Ваша задача
Перепишите без изменений из приведенного ниже фрагмента о мавзолее Ленина всё, начиная с «Мавзолей не просто» и вниз до «с Красной площадью.» включительно.

Фрагмент текста

Но «правительственная комиссия» ассиметричные варианты отклонила и высказала пожелание «сохранить в каменном мавзолее облик деревянного мавзолея»8 Такой вариант проекта и был в конечном счете утвержден. Строительство началось в июле 1929 года, велось в лихорадочном темпе и было закончено осенью 1930 г. Как писал журнал «Строительство Москвы»: «Красная площадь - сердце Москвы - приобрела новый облик. Закончено сооружение величайшего в мире памятника Ленину - нового мавзолея»9

Этот год -1930 - кульминационный для Сталина. Разгромлена оппозиция и у него развязаны руки. Все дальнейшие события в стране могут развиваться строго по разработанным им планам. Полным ходом идут экономические и культурные реформы. Строятся Беломорканал и бесчисленные военные заводы. Идет коллективизация. Опробованы первые процессы «вредителей» - «Шахтинский процесс» (1929) и «Дело Промпартии» (1930). Приговор подсудимым из «Промпартии» объявлен через месяц после окончания строительства мавзолея. Внезапное и срочное строительство каменного мавзолея - часть общей программы действий.

Мавзолей не просто склеп. Это, как было сказано, «величайший памятник Ленину». И совершенно ясно, кто должен стоять на его трибуне. Следующим шагом в этом направлении будет проектирование действительно громаднейшего (полкилометра высотой) памятника Ленину в виде Дворца советов. Всего через три года и совсем рядом с Красной площадью.

Стилистически мавзолей принадлежит предшествующей эпохе. В нем несмотря на классические детали отчетливо чувствуется привкус конструктивистского кубизма, которым увлекался Щусев в 20-х годах. Но одновременно крохотный мавзолей — откровенный прообраз чудовищного постамента под статую Ленина в иофановском проекте Дворца советов 1933 г. Стилистически мавзолей в прошлом, но функционально – в будущем.

Исходный листинг
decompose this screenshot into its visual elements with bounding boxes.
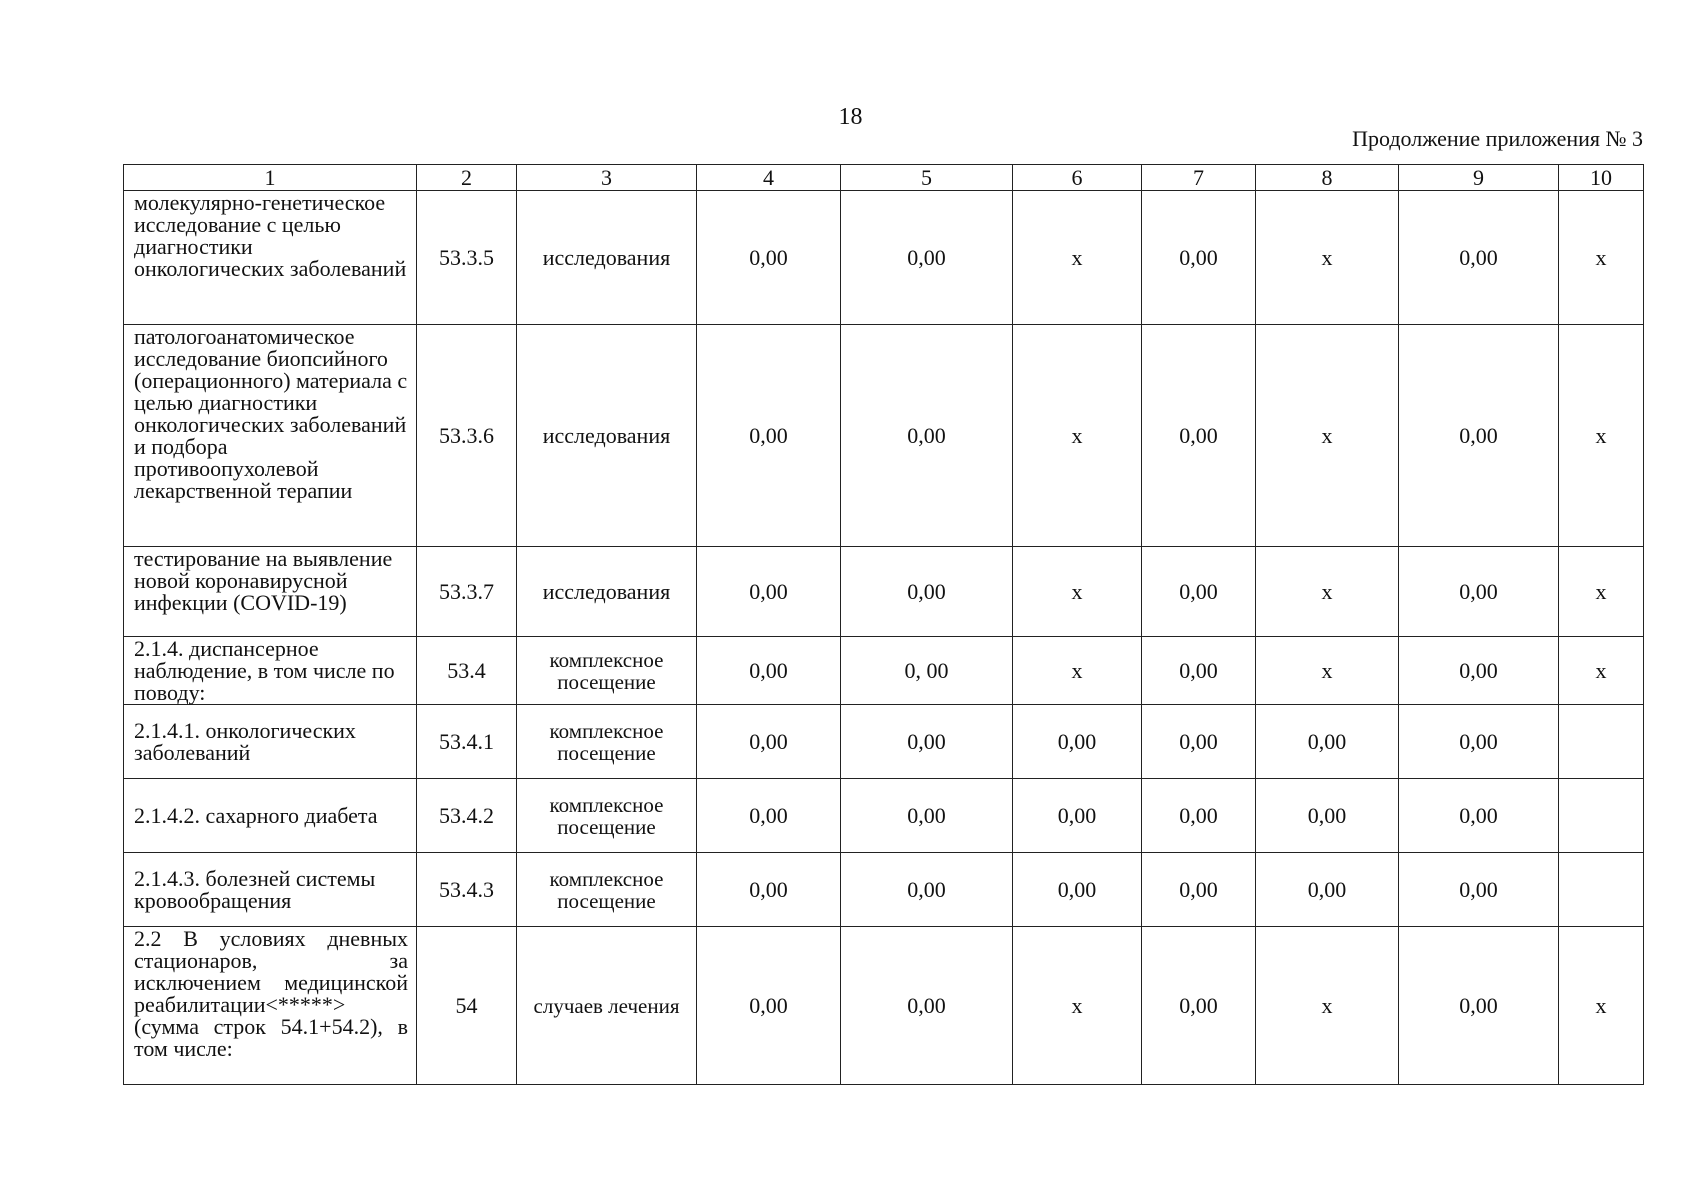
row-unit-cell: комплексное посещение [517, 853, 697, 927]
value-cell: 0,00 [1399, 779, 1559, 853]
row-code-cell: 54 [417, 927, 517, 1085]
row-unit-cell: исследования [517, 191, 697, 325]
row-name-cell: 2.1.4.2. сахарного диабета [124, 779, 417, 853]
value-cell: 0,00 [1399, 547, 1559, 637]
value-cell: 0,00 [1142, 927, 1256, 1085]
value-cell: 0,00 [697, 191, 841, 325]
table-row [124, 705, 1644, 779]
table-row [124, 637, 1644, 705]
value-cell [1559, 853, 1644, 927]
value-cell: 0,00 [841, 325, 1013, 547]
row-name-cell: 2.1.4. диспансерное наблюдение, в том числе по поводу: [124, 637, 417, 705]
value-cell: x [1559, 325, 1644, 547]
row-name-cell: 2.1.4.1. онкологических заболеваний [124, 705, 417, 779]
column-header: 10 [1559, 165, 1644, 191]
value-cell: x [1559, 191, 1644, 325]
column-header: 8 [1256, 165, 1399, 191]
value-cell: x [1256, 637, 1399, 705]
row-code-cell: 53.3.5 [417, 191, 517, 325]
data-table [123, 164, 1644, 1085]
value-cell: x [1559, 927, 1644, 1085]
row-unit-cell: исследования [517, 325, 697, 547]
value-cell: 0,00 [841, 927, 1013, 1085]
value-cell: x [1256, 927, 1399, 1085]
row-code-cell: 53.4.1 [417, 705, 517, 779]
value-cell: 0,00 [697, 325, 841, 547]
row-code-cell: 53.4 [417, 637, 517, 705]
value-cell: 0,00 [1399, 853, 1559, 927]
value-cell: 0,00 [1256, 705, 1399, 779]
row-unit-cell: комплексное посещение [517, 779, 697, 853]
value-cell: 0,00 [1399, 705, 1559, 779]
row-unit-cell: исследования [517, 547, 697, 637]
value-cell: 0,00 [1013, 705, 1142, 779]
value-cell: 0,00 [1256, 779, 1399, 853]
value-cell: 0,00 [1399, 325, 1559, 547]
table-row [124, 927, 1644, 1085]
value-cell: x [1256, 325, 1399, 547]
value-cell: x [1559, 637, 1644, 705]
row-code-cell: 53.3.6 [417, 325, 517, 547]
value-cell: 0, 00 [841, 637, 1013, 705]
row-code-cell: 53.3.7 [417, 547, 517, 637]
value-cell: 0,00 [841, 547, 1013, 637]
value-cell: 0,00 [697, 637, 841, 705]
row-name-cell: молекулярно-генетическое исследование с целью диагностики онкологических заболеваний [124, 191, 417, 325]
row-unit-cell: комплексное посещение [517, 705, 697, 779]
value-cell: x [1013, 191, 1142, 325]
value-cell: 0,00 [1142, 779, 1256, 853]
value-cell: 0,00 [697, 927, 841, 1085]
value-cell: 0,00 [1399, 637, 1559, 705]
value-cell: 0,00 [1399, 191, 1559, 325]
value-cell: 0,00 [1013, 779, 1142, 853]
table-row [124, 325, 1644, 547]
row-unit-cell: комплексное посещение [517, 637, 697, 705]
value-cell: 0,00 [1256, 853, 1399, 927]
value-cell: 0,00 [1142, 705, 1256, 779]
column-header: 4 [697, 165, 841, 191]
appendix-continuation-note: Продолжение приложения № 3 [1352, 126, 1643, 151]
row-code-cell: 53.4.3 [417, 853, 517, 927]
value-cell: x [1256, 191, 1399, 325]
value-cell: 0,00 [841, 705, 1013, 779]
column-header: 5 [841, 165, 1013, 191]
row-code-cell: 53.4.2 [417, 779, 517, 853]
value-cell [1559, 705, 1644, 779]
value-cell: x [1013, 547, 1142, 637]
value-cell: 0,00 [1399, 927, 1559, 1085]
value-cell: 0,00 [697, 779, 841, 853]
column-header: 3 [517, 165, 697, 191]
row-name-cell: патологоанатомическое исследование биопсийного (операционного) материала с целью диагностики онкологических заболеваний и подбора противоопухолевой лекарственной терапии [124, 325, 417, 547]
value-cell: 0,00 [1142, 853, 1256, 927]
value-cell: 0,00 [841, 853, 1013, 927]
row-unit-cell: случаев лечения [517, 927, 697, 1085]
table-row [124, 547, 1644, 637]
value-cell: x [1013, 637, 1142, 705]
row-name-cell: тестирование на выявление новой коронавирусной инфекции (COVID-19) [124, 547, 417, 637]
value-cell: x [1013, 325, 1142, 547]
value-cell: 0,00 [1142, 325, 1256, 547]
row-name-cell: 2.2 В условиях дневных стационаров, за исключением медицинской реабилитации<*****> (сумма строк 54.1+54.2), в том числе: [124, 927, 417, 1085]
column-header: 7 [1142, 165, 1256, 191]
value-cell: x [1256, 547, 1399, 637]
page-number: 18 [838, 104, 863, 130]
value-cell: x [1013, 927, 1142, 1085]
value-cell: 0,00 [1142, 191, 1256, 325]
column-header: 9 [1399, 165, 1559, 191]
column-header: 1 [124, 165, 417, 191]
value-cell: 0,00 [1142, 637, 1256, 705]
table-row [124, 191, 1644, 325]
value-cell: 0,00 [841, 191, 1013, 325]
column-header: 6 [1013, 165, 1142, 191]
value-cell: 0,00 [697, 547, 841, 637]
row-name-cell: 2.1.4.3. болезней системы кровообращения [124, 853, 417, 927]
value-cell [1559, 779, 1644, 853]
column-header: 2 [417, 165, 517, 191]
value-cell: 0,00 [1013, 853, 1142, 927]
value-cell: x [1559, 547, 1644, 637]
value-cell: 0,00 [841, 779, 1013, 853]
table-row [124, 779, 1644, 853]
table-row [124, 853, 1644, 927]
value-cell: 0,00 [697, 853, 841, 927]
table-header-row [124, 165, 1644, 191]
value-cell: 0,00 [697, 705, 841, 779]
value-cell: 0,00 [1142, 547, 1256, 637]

Готовый ответ
Мавзолей не просто склеп. Это, как было сказано, «величайший памятник Ленину». И совершенно ясно, кто должен стоять на его трибуне. Следующим шагом в этом направлении будет проектирование действительно громаднейшего (полкилометра высотой) памятника Ленину в виде Дворца советов. Всего через три года и совсем рядом с Красной площадью.